• [Given exercise]
Pick out each line in these entries that contains the string "title".

--- begin Entries provided ---

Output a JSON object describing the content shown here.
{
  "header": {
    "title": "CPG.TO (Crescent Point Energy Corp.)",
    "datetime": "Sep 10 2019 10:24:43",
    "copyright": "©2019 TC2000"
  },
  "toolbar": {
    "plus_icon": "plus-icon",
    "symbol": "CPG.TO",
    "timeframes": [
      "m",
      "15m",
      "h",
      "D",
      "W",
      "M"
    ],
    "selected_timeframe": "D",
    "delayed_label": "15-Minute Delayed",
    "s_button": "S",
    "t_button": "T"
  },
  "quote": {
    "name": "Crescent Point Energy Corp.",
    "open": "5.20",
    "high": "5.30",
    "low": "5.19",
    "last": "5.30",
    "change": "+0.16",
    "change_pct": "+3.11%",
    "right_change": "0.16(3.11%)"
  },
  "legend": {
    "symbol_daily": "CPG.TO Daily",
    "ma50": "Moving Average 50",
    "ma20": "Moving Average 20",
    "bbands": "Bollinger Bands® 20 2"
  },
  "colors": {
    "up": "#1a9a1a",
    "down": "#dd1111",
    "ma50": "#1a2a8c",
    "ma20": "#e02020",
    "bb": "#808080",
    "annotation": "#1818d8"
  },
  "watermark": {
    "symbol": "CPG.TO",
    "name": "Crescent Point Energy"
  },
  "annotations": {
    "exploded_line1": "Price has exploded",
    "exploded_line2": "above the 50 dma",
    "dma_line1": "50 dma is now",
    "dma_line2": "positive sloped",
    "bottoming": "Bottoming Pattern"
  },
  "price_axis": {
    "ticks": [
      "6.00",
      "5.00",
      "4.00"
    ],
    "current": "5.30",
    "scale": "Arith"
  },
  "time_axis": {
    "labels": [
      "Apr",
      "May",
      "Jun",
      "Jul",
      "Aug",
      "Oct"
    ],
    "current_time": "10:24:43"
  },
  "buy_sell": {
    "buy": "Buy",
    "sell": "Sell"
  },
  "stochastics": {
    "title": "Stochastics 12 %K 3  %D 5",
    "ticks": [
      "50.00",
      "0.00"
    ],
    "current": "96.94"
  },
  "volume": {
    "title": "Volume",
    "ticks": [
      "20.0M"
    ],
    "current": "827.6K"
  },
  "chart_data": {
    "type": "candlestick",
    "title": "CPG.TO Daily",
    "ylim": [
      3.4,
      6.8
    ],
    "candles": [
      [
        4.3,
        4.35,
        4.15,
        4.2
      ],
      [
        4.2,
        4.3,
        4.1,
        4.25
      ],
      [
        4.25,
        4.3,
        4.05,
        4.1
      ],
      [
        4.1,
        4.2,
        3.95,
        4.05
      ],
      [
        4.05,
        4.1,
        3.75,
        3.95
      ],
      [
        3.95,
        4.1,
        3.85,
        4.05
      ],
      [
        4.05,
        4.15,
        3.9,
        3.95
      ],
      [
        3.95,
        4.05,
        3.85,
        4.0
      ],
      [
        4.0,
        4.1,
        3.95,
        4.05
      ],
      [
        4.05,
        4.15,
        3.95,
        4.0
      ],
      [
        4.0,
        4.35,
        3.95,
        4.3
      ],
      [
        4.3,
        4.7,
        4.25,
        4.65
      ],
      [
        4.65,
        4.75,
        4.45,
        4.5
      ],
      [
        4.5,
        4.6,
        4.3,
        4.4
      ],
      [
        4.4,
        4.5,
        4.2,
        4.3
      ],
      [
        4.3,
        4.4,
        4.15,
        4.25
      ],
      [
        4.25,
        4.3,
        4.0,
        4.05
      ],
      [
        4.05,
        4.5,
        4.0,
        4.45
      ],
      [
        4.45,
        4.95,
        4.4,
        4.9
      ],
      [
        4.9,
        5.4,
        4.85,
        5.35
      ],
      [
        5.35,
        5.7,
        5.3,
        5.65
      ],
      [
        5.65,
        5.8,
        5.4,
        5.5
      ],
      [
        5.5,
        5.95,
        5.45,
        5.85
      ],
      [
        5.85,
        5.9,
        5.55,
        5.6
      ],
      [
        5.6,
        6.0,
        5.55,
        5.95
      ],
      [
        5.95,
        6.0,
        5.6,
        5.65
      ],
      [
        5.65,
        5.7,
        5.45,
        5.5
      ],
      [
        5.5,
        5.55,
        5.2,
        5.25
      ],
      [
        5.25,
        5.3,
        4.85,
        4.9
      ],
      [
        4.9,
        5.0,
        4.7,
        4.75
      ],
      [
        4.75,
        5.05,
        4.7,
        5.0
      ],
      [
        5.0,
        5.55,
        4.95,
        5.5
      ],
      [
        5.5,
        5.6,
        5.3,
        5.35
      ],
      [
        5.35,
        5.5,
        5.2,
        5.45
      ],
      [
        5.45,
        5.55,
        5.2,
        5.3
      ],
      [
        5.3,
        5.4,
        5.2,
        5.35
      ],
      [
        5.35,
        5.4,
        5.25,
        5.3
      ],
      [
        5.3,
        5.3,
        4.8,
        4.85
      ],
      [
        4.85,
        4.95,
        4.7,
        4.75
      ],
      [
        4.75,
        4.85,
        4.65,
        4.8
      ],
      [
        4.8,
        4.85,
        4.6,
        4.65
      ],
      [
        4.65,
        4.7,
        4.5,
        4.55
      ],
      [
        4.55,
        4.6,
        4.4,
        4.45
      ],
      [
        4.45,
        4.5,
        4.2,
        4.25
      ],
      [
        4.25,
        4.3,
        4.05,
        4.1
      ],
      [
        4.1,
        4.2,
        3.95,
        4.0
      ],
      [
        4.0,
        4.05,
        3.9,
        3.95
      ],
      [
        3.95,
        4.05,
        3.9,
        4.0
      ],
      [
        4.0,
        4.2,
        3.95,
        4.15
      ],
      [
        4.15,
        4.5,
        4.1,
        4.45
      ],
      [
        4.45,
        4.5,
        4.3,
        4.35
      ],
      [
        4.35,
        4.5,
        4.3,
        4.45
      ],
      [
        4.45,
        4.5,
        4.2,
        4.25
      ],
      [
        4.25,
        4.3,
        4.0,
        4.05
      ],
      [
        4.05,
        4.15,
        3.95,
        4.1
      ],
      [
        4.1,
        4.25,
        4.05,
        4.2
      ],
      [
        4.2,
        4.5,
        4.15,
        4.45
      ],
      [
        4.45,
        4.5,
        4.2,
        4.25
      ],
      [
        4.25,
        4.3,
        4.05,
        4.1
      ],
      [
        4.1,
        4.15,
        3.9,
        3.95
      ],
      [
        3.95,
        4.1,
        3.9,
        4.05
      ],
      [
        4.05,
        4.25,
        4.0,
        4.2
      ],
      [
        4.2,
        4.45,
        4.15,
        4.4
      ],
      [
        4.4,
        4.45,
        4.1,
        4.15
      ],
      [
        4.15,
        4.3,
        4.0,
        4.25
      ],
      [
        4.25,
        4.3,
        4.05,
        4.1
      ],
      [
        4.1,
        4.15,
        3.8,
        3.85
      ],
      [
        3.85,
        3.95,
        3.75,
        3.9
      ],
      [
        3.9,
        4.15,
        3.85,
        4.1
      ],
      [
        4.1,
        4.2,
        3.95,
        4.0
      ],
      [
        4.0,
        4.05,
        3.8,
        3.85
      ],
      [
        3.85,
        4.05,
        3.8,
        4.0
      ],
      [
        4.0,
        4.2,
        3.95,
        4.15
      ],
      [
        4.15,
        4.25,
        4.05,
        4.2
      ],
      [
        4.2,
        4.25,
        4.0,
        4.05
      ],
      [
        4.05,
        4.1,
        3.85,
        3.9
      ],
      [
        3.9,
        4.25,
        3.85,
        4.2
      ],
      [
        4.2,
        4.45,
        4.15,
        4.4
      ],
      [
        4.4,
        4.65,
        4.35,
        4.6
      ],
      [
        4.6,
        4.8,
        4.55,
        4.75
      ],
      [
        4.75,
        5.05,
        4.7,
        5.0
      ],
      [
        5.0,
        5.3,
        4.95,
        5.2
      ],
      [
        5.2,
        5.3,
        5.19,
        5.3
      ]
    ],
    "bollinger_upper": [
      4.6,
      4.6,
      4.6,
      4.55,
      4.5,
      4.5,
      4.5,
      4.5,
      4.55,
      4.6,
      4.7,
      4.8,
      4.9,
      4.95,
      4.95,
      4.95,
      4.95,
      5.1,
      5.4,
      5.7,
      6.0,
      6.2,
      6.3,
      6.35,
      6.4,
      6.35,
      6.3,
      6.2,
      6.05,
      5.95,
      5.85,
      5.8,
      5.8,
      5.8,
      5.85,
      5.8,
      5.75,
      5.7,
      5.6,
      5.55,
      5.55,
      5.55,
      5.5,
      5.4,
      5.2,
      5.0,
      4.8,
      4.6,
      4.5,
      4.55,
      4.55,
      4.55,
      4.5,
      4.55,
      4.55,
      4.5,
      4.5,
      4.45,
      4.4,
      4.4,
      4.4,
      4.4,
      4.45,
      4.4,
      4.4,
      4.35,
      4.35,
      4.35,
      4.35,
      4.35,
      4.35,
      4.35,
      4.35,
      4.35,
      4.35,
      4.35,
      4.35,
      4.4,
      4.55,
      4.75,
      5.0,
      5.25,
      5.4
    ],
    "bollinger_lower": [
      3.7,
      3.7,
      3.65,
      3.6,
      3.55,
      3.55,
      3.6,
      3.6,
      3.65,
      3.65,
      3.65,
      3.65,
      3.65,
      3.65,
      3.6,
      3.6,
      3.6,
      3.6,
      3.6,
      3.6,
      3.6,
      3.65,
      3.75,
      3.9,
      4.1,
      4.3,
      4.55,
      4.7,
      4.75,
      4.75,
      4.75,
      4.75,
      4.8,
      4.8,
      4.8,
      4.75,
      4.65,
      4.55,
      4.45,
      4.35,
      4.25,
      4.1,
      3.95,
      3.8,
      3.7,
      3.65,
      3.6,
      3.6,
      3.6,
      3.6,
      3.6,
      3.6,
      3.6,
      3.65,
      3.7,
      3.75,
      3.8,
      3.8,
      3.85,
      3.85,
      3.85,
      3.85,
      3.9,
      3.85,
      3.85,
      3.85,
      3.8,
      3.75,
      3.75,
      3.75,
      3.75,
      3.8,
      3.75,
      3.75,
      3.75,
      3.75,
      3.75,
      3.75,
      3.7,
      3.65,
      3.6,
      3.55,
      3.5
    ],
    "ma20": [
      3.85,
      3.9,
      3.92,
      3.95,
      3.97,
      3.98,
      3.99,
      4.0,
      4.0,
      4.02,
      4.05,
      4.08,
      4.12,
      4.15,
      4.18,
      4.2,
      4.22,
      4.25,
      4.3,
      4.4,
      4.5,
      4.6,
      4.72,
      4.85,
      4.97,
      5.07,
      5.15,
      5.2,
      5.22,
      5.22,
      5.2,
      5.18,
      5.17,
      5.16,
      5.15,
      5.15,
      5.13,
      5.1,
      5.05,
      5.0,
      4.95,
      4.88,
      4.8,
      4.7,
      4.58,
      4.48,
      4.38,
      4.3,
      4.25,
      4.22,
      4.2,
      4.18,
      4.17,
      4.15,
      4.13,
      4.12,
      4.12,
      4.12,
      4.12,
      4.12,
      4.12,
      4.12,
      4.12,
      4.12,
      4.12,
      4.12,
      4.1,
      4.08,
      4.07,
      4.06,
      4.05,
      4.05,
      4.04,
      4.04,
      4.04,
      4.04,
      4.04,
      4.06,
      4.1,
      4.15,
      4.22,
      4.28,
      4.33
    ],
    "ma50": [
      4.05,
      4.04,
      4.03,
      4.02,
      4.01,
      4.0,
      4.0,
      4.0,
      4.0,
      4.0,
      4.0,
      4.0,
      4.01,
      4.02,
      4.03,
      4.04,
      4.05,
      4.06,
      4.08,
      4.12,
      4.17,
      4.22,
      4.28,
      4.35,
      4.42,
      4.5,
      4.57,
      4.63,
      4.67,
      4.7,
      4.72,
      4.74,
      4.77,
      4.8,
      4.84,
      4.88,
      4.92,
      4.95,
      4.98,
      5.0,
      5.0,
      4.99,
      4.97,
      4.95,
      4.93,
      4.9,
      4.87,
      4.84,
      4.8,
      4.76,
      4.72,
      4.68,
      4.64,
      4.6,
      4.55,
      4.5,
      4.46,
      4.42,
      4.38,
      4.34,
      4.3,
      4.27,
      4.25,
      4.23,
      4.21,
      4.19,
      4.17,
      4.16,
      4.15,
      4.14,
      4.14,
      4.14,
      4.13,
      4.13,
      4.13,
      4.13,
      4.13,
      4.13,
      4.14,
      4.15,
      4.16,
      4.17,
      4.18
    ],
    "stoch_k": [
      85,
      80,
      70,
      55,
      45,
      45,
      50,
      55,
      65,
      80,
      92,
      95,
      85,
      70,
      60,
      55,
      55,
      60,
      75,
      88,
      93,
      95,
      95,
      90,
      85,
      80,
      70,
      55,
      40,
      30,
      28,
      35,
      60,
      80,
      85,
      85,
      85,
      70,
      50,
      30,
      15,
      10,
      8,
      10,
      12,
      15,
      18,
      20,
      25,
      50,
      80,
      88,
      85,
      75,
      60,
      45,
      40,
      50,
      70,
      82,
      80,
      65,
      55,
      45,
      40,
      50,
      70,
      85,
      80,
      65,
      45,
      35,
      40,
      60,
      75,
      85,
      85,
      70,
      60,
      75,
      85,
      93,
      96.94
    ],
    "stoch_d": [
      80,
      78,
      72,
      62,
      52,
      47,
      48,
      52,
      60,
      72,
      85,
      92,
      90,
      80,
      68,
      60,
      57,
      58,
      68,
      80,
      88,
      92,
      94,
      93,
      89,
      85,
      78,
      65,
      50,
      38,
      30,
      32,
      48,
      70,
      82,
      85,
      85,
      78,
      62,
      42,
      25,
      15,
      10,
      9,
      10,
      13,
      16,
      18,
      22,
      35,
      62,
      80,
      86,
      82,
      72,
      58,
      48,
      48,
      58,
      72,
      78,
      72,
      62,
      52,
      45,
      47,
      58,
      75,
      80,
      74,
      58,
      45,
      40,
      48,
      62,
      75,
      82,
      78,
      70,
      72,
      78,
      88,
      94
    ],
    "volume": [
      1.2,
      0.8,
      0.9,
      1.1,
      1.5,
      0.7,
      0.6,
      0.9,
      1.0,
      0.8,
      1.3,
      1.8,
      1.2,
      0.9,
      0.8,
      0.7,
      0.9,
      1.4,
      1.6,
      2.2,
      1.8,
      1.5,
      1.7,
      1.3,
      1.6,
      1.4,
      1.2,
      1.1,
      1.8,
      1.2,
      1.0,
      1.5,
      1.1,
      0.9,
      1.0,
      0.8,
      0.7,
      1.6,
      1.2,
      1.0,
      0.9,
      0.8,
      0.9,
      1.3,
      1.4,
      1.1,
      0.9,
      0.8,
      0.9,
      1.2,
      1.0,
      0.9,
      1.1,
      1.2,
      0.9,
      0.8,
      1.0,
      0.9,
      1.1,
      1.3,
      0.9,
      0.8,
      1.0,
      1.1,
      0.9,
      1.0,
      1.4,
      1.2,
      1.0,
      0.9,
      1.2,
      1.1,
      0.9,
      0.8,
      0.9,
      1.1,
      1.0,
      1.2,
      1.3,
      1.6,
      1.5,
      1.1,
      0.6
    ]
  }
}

--- end Entries provided ---

• [Answer in full]
    "title": "CPG.TO (Crescent Point Energy Corp.)",
    "title": "Stochastics 12 %K 3  %D 5",
    "title": "Volume",
    "title": "CPG.TO Daily",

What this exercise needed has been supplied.